→ **GOAL**
Count every line where "kugou" occurs. Give the total alone.

→ **RECORDS FOR THE TASK**
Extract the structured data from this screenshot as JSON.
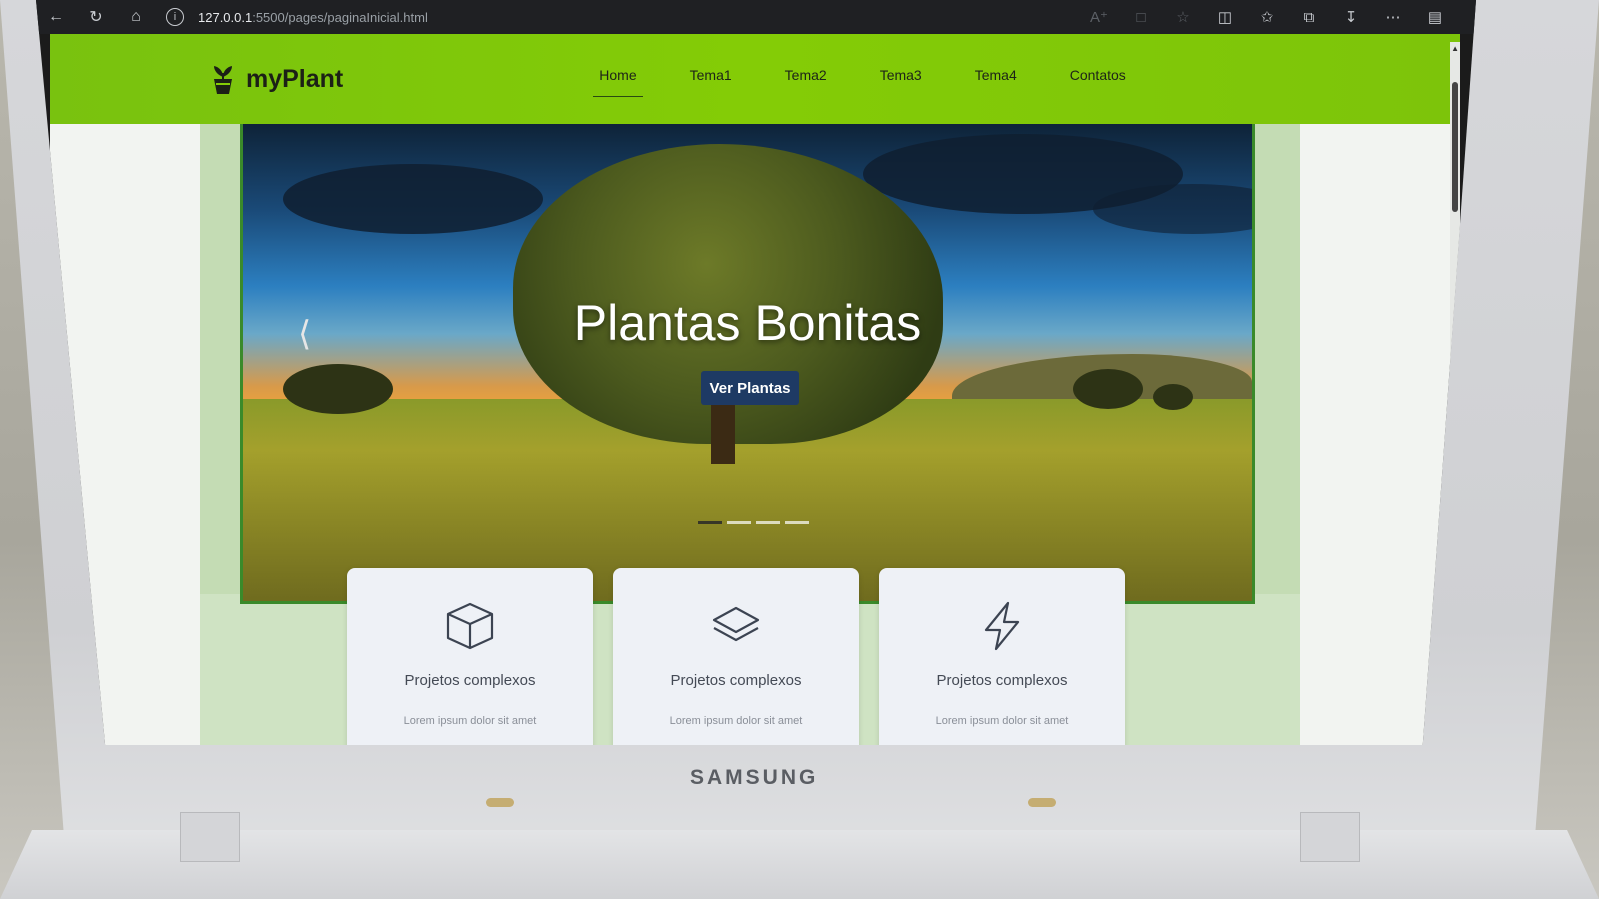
{
  "browser": {
    "url_host": "127.0.0.1",
    "url_path": ":5500/pages/paginaInicial.html"
  },
  "site": {
    "brand": "myPlant",
    "nav": [
      "Home",
      "Tema1",
      "Tema2",
      "Tema3",
      "Tema4",
      "Contatos"
    ],
    "active_nav": "Home"
  },
  "hero": {
    "title": "Plantas Bonitas",
    "button": "Ver Plantas",
    "slide_count": 4,
    "active_slide": 1
  },
  "cards": [
    {
      "icon": "box-icon",
      "title": "Projetos complexos",
      "text": "Lorem ipsum dolor sit amet"
    },
    {
      "icon": "layers-icon",
      "title": "Projetos complexos",
      "text": "Lorem ipsum dolor sit amet"
    },
    {
      "icon": "lightning-icon",
      "title": "Projetos complexos",
      "text": "Lorem ipsum dolor sit amet"
    }
  ],
  "laptop": {
    "brand": "SAMSUNG"
  },
  "colors": {
    "navbar": "#84cc06",
    "hero_button": "#1e3a64",
    "side_panel": "#c4dcb4"
  }
}
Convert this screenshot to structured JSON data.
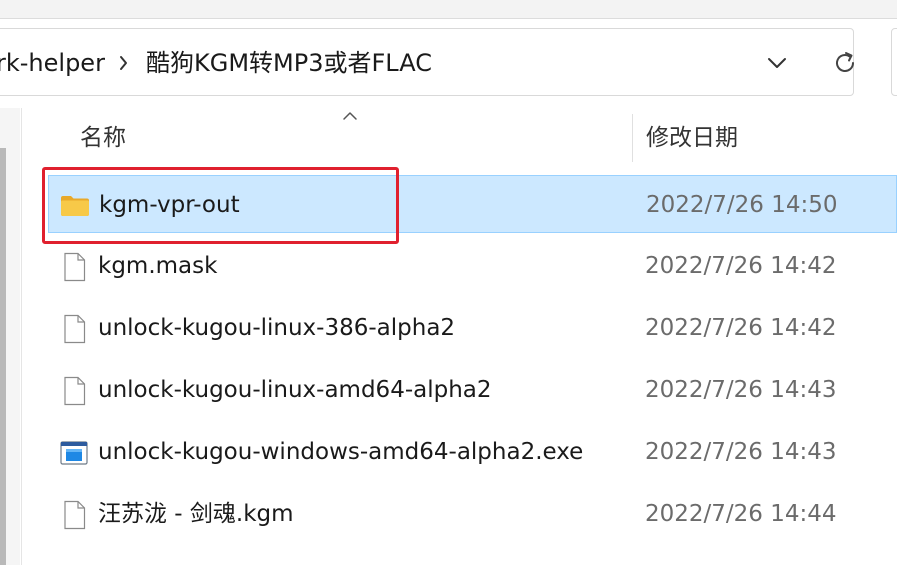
{
  "address_bar": {
    "crumbs": [
      "rk-helper",
      "酷狗KGM转MP3或者FLAC"
    ]
  },
  "columns": {
    "name": "名称",
    "date_modified": "修改日期"
  },
  "files": [
    {
      "name": "kgm-vpr-out",
      "date": "2022/7/26 14:50",
      "type": "folder",
      "icon": "folder-icon",
      "selected": true
    },
    {
      "name": "kgm.mask",
      "date": "2022/7/26 14:42",
      "type": "file",
      "icon": "file-icon",
      "selected": false
    },
    {
      "name": "unlock-kugou-linux-386-alpha2",
      "date": "2022/7/26 14:42",
      "type": "file",
      "icon": "file-icon",
      "selected": false
    },
    {
      "name": "unlock-kugou-linux-amd64-alpha2",
      "date": "2022/7/26 14:43",
      "type": "file",
      "icon": "file-icon",
      "selected": false
    },
    {
      "name": "unlock-kugou-windows-amd64-alpha2.exe",
      "date": "2022/7/26 14:43",
      "type": "exe",
      "icon": "exe-icon",
      "selected": false
    },
    {
      "name": "汪苏泷 - 剑魂.kgm",
      "date": "2022/7/26 14:44",
      "type": "file",
      "icon": "file-icon",
      "selected": false
    }
  ],
  "colors": {
    "selection_bg": "#cce8ff",
    "selection_border": "#99d1ff",
    "highlight_annotation": "#e0202e",
    "folder_yellow": "#f7c948"
  },
  "icons": {
    "breadcrumb_separator": "chevron-right-icon",
    "address_dropdown": "chevron-down-icon",
    "refresh": "refresh-icon",
    "sort_indicator": "sort-ascending-icon"
  }
}
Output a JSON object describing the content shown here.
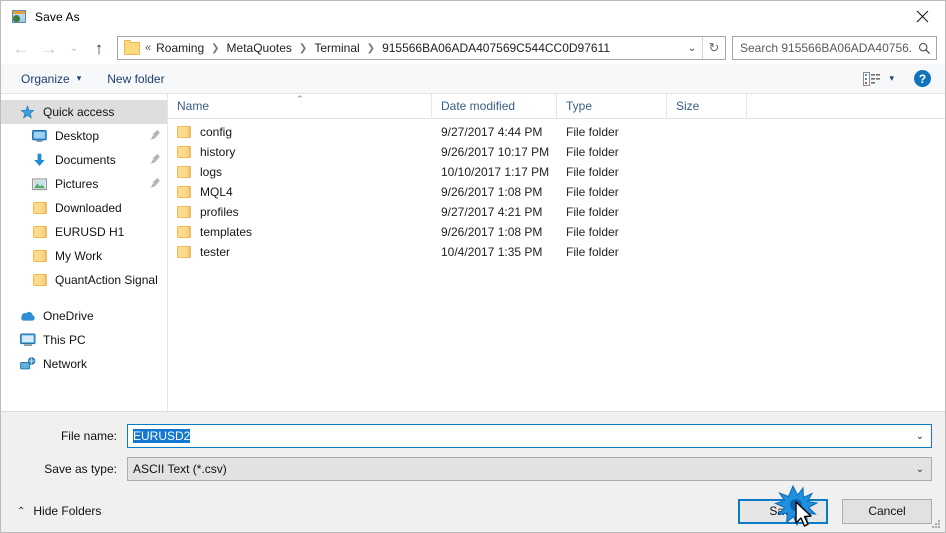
{
  "window": {
    "title": "Save As",
    "title_icon": "save-as-app-icon",
    "close_label": "✕"
  },
  "navigation": {
    "back_icon": "back-arrow-icon",
    "forward_icon": "forward-arrow-icon",
    "recent_icon": "chevron-down-icon",
    "up_icon": "up-arrow-icon",
    "back_glyph": "←",
    "forward_glyph": "→",
    "up_glyph": "↑",
    "chevron_glyph": "⌄",
    "refresh_glyph": "↻"
  },
  "address": {
    "folder_icon": "folder-icon",
    "lead": "«",
    "crumbs": [
      "Roaming",
      "MetaQuotes",
      "Terminal",
      "915566BA06ADA407569C544CC0D97611"
    ],
    "separator": "❯"
  },
  "search": {
    "placeholder": "Search 915566BA06ADA40756...",
    "icon": "search-icon"
  },
  "toolbar": {
    "organize_label": "Organize",
    "organize_caret": "▾",
    "new_folder_label": "New folder",
    "view_icon": "view-layout-icon",
    "view_caret": "▾",
    "help_label": "?",
    "help_icon": "help-icon"
  },
  "sidebar": {
    "items": [
      {
        "label": "Quick access",
        "icon": "star-icon",
        "selected": true,
        "indent": false,
        "pinned": false
      },
      {
        "label": "Desktop",
        "icon": "desktop-icon",
        "selected": false,
        "indent": true,
        "pinned": true
      },
      {
        "label": "Documents",
        "icon": "documents-icon",
        "selected": false,
        "indent": true,
        "pinned": true
      },
      {
        "label": "Pictures",
        "icon": "pictures-icon",
        "selected": false,
        "indent": true,
        "pinned": true
      },
      {
        "label": "Downloaded",
        "icon": "folder-icon",
        "selected": false,
        "indent": true,
        "pinned": false
      },
      {
        "label": "EURUSD H1",
        "icon": "folder-icon",
        "selected": false,
        "indent": true,
        "pinned": false
      },
      {
        "label": "My Work",
        "icon": "folder-icon",
        "selected": false,
        "indent": true,
        "pinned": false
      },
      {
        "label": "QuantAction Signal",
        "icon": "folder-icon",
        "selected": false,
        "indent": true,
        "pinned": false
      }
    ],
    "groups": [
      {
        "label": "OneDrive",
        "icon": "onedrive-cloud-icon"
      },
      {
        "label": "This PC",
        "icon": "this-pc-icon"
      },
      {
        "label": "Network",
        "icon": "network-icon"
      }
    ]
  },
  "file_list": {
    "columns": [
      "Name",
      "Date modified",
      "Type",
      "Size"
    ],
    "sort_column": "Name",
    "sort_caret": "⌃",
    "rows": [
      {
        "name": "config",
        "date": "9/27/2017 4:44 PM",
        "type": "File folder",
        "size": ""
      },
      {
        "name": "history",
        "date": "9/26/2017 10:17 PM",
        "type": "File folder",
        "size": ""
      },
      {
        "name": "logs",
        "date": "10/10/2017 1:17 PM",
        "type": "File folder",
        "size": ""
      },
      {
        "name": "MQL4",
        "date": "9/26/2017 1:08 PM",
        "type": "File folder",
        "size": ""
      },
      {
        "name": "profiles",
        "date": "9/27/2017 4:21 PM",
        "type": "File folder",
        "size": ""
      },
      {
        "name": "templates",
        "date": "9/26/2017 1:08 PM",
        "type": "File folder",
        "size": ""
      },
      {
        "name": "tester",
        "date": "10/4/2017 1:35 PM",
        "type": "File folder",
        "size": ""
      }
    ]
  },
  "footer": {
    "file_name_label": "File name:",
    "file_name_value": "EURUSD2",
    "file_type_label": "Save as type:",
    "file_type_value": "ASCII Text (*.csv)",
    "combo_chevron": "⌄",
    "hide_folders_label": "Hide Folders",
    "hide_folders_caret": "⌃",
    "save_label": "Save",
    "cancel_label": "Cancel"
  },
  "colors": {
    "accent": "#0a7bc4",
    "selection": "#1477d2",
    "toolbar_text": "#1c3f6e",
    "folder": "#fdd98a",
    "help_blue": "#1073bc"
  },
  "cursor": {
    "icon": "mouse-pointer-icon",
    "effect": "click-burst"
  }
}
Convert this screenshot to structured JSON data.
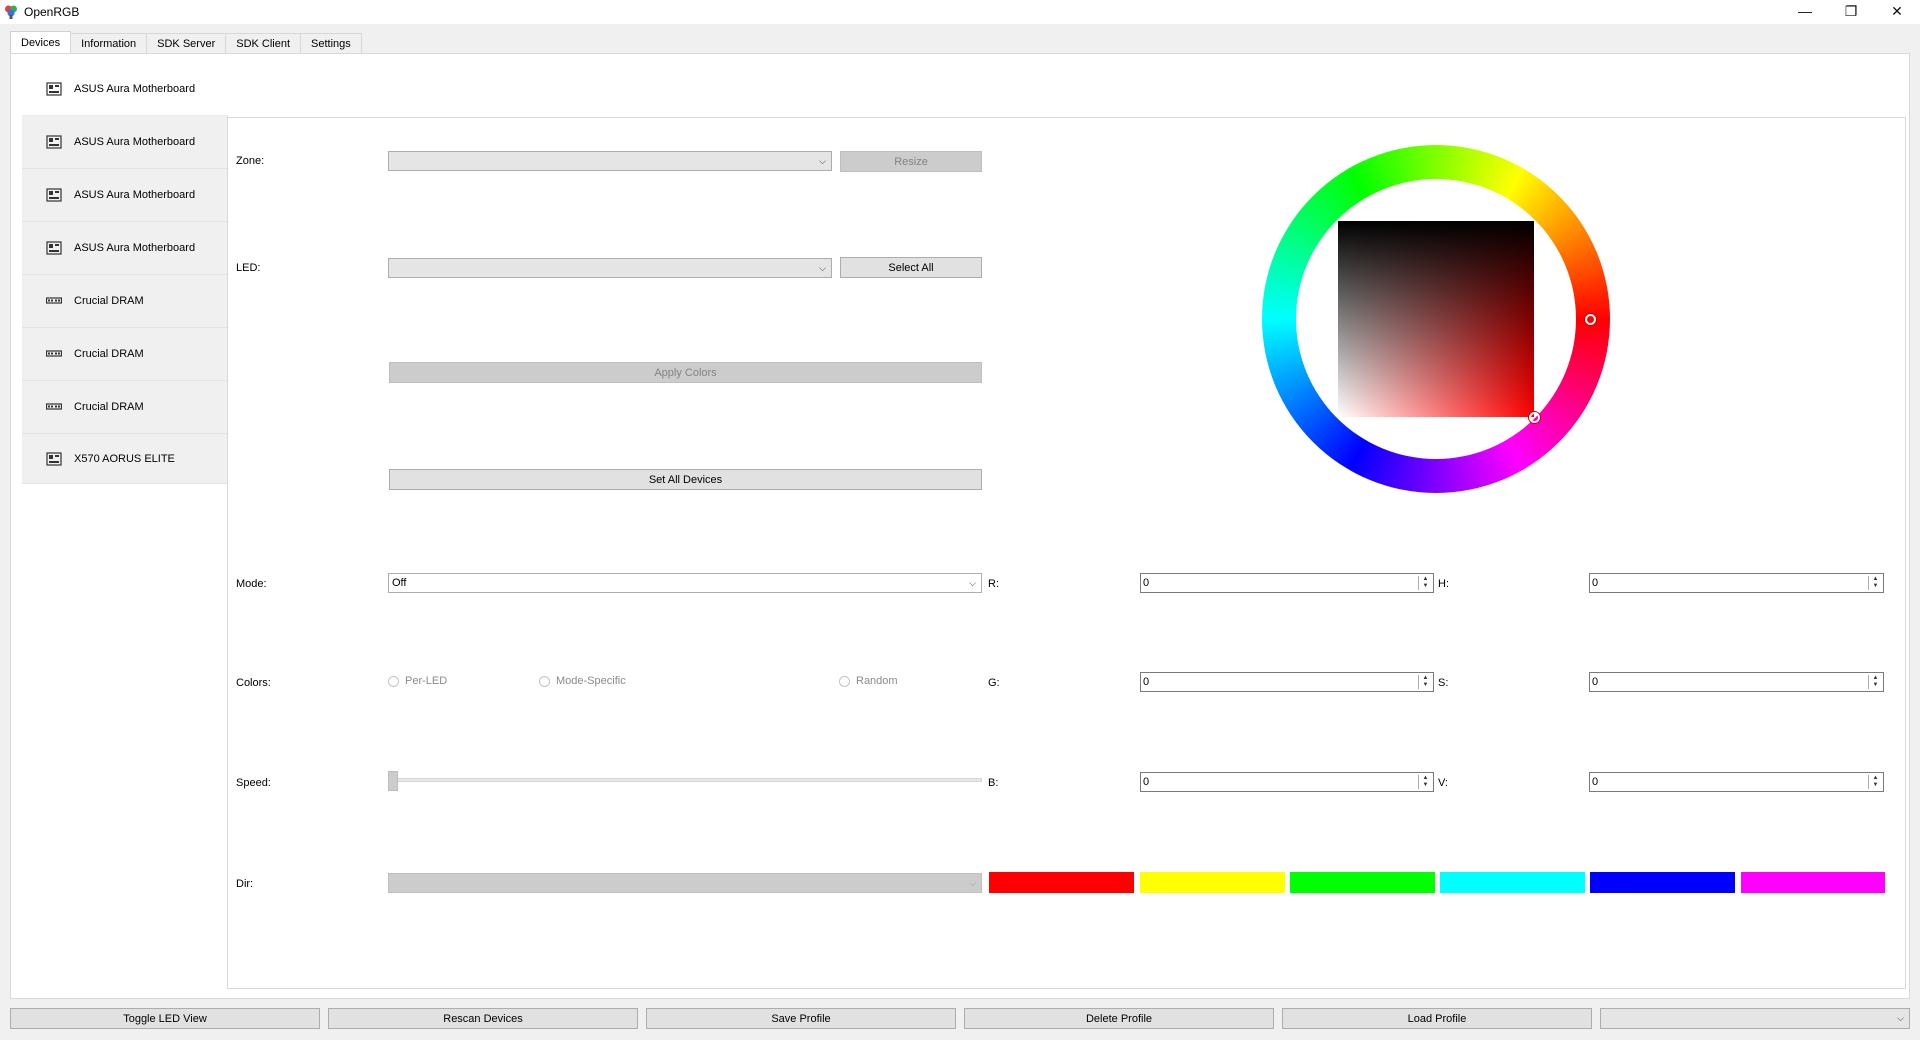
{
  "window": {
    "title": "OpenRGB",
    "minimize_label": "—",
    "restore_label": "❐",
    "close_label": "✕"
  },
  "tabs": [
    {
      "label": "Devices"
    },
    {
      "label": "Information"
    },
    {
      "label": "SDK Server"
    },
    {
      "label": "SDK Client"
    },
    {
      "label": "Settings"
    }
  ],
  "devices": [
    {
      "label": "ASUS Aura Motherboard",
      "icon": "motherboard-icon"
    },
    {
      "label": "ASUS Aura Motherboard",
      "icon": "motherboard-icon"
    },
    {
      "label": "ASUS Aura Motherboard",
      "icon": "motherboard-icon"
    },
    {
      "label": "ASUS Aura Motherboard",
      "icon": "motherboard-icon"
    },
    {
      "label": "Crucial DRAM",
      "icon": "dram-icon"
    },
    {
      "label": "Crucial DRAM",
      "icon": "dram-icon"
    },
    {
      "label": "Crucial DRAM",
      "icon": "dram-icon"
    },
    {
      "label": "X570 AORUS ELITE",
      "icon": "motherboard-icon"
    }
  ],
  "controls": {
    "zone_label": "Zone:",
    "zone_value": "",
    "resize_label": "Resize",
    "led_label": "LED:",
    "led_value": "",
    "select_all_label": "Select All",
    "apply_colors_label": "Apply Colors",
    "set_all_devices_label": "Set All Devices",
    "mode_label": "Mode:",
    "mode_value": "Off",
    "colors_label": "Colors:",
    "radio_per_led": "Per-LED",
    "radio_mode_specific": "Mode-Specific",
    "radio_random": "Random",
    "speed_label": "Speed:",
    "speed_value": 0,
    "dir_label": "Dir:",
    "dir_value": ""
  },
  "rgb": {
    "r_label": "R:",
    "r": "0",
    "g_label": "G:",
    "g": "0",
    "b_label": "B:",
    "b": "0"
  },
  "hsv": {
    "h_label": "H:",
    "h": "0",
    "s_label": "S:",
    "s": "0",
    "v_label": "V:",
    "v": "0"
  },
  "swatches": [
    "#ff0000",
    "#ffff00",
    "#00ff00",
    "#00ffff",
    "#0000ff",
    "#ff00ff"
  ],
  "color_wheel": {
    "hue": 0,
    "saturation": 0,
    "value": 0
  },
  "bottom_buttons": {
    "toggle_led_view": "Toggle LED View",
    "rescan_devices": "Rescan Devices",
    "save_profile": "Save Profile",
    "delete_profile": "Delete Profile",
    "load_profile": "Load Profile",
    "profile_combo_value": ""
  },
  "colors": {
    "tab_bg": "#ffffff",
    "window_bg": "#f0f0f0",
    "button_bg": "#e1e1e1"
  }
}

→ **FINISHED TASK**
3